%%

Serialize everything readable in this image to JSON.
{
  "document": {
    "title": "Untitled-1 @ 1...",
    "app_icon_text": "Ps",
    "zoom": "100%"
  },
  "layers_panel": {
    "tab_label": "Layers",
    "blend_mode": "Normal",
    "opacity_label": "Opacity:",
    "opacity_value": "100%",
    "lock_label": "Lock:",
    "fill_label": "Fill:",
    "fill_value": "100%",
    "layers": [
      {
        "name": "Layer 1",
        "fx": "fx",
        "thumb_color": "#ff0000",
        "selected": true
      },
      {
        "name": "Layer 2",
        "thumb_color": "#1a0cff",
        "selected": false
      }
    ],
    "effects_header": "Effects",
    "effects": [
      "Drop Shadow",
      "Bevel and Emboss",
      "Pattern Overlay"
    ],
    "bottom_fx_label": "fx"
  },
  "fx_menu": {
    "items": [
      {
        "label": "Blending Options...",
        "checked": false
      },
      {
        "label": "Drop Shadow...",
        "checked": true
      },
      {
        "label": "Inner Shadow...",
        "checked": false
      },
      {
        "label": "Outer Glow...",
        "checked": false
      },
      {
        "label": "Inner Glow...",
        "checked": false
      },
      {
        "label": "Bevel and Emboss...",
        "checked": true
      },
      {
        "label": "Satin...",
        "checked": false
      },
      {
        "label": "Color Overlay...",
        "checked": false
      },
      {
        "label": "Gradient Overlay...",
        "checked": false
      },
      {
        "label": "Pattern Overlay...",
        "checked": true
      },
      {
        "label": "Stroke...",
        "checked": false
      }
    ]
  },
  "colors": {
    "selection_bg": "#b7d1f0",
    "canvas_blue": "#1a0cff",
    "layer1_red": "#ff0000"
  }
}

%%
%%

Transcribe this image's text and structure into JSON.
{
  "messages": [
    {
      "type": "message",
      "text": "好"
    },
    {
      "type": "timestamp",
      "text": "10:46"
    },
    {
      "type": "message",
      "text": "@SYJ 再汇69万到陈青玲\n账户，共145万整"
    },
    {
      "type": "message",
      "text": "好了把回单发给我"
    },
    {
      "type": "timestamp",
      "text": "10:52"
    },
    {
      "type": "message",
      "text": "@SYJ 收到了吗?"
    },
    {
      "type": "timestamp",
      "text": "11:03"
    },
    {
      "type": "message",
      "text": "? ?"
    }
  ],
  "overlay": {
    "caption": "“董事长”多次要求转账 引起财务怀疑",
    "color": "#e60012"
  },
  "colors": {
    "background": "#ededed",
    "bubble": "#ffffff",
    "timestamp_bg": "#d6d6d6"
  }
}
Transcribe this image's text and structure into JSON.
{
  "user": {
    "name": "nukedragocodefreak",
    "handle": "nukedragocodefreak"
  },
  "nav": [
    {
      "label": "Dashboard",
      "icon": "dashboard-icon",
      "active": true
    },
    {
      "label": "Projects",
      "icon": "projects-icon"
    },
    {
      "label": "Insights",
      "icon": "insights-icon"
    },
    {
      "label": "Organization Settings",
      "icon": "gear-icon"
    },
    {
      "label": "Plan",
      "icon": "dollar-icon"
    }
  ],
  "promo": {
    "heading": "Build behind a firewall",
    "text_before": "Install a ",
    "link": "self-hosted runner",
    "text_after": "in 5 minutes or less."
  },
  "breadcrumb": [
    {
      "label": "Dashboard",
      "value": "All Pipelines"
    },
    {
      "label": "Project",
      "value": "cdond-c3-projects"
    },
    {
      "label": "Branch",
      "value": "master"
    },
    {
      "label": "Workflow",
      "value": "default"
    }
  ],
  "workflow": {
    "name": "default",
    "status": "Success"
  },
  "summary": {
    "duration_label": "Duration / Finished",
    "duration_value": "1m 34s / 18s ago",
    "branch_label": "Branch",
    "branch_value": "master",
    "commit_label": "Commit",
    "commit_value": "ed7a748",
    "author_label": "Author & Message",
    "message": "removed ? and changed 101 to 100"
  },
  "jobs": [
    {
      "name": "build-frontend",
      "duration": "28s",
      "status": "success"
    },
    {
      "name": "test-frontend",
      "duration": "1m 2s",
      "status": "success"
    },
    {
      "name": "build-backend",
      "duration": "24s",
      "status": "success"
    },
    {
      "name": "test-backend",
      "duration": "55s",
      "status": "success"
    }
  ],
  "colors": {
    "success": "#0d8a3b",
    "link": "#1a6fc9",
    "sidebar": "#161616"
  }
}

%%
%%

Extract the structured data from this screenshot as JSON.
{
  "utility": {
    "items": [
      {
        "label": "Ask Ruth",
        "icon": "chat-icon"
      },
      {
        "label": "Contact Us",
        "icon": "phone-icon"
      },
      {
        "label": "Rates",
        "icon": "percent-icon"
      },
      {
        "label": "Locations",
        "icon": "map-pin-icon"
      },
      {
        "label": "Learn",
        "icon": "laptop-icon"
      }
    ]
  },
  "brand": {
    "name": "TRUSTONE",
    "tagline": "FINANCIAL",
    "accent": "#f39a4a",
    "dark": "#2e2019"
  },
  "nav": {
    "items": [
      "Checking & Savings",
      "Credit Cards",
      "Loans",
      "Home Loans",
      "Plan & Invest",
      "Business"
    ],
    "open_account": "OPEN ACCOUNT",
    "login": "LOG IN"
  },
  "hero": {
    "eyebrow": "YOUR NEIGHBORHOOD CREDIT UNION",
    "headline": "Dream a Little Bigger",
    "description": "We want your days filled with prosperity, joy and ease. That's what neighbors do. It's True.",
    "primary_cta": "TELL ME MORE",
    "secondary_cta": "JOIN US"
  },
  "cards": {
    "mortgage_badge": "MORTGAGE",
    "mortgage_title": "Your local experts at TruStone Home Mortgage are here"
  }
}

%%

In the listing above, find each line with the word "test" and copy it.

Exercise response |
      "name": "test-frontend",
      "name": "test-backend",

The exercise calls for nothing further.